Gather all lines from the material that contain "price".

• • • • • • •

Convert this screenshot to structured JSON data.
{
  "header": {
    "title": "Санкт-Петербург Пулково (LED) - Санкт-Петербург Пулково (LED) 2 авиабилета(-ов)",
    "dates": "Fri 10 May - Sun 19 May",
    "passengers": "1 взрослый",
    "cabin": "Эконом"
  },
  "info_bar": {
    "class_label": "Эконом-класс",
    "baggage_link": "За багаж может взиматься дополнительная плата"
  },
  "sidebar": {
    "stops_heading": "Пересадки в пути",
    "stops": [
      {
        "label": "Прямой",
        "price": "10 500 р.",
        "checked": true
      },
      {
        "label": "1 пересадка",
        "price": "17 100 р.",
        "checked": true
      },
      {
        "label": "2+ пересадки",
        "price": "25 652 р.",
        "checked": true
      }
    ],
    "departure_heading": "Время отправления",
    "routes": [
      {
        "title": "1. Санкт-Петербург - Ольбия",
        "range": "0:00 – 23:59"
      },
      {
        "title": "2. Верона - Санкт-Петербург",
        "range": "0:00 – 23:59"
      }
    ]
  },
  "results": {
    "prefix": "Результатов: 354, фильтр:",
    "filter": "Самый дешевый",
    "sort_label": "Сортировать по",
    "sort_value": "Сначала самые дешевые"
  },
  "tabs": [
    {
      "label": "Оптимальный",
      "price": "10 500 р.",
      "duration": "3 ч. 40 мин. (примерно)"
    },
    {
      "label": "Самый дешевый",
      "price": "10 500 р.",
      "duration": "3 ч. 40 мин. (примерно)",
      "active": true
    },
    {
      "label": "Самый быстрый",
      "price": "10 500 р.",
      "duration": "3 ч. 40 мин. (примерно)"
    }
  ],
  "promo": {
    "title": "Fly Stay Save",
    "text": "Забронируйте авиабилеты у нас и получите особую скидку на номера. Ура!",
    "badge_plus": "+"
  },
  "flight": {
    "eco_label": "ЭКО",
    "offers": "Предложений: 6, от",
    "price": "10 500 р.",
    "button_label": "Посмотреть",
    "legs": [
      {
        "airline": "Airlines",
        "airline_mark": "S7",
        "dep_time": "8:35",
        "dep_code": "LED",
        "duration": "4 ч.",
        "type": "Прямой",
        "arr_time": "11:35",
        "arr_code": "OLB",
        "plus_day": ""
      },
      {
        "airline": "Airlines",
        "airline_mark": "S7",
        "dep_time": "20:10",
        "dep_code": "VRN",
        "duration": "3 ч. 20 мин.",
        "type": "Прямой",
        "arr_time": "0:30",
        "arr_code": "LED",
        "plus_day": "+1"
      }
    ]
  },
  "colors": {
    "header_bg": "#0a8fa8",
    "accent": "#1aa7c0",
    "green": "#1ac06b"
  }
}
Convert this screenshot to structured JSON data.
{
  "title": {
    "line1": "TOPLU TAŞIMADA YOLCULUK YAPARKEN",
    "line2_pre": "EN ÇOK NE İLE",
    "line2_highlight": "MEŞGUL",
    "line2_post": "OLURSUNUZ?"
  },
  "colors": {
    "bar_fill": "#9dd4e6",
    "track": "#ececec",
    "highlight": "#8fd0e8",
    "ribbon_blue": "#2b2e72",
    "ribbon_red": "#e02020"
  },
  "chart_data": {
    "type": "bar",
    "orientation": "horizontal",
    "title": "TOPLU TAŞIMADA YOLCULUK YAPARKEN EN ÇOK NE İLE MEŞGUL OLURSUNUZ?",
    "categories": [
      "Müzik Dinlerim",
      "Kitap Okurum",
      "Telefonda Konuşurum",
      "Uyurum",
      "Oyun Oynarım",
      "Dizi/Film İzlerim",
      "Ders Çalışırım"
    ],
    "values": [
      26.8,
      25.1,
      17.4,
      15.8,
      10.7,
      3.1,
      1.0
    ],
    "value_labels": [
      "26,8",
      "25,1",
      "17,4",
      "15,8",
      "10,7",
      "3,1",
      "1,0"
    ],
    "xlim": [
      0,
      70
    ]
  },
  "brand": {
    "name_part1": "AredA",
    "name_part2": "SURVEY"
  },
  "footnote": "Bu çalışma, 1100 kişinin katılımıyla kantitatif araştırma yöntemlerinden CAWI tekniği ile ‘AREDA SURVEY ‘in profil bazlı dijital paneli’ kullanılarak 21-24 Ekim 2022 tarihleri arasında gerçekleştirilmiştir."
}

• • • • • • •

Problem solution.
        "price": "10 500 р.",
        "price": "17 100 р.",
        "price": "25 652 р.",
      "price": "10 500 р.",
      "price": "10 500 р.",
      "price": "10 500 р.",
    "price": "10 500 р.",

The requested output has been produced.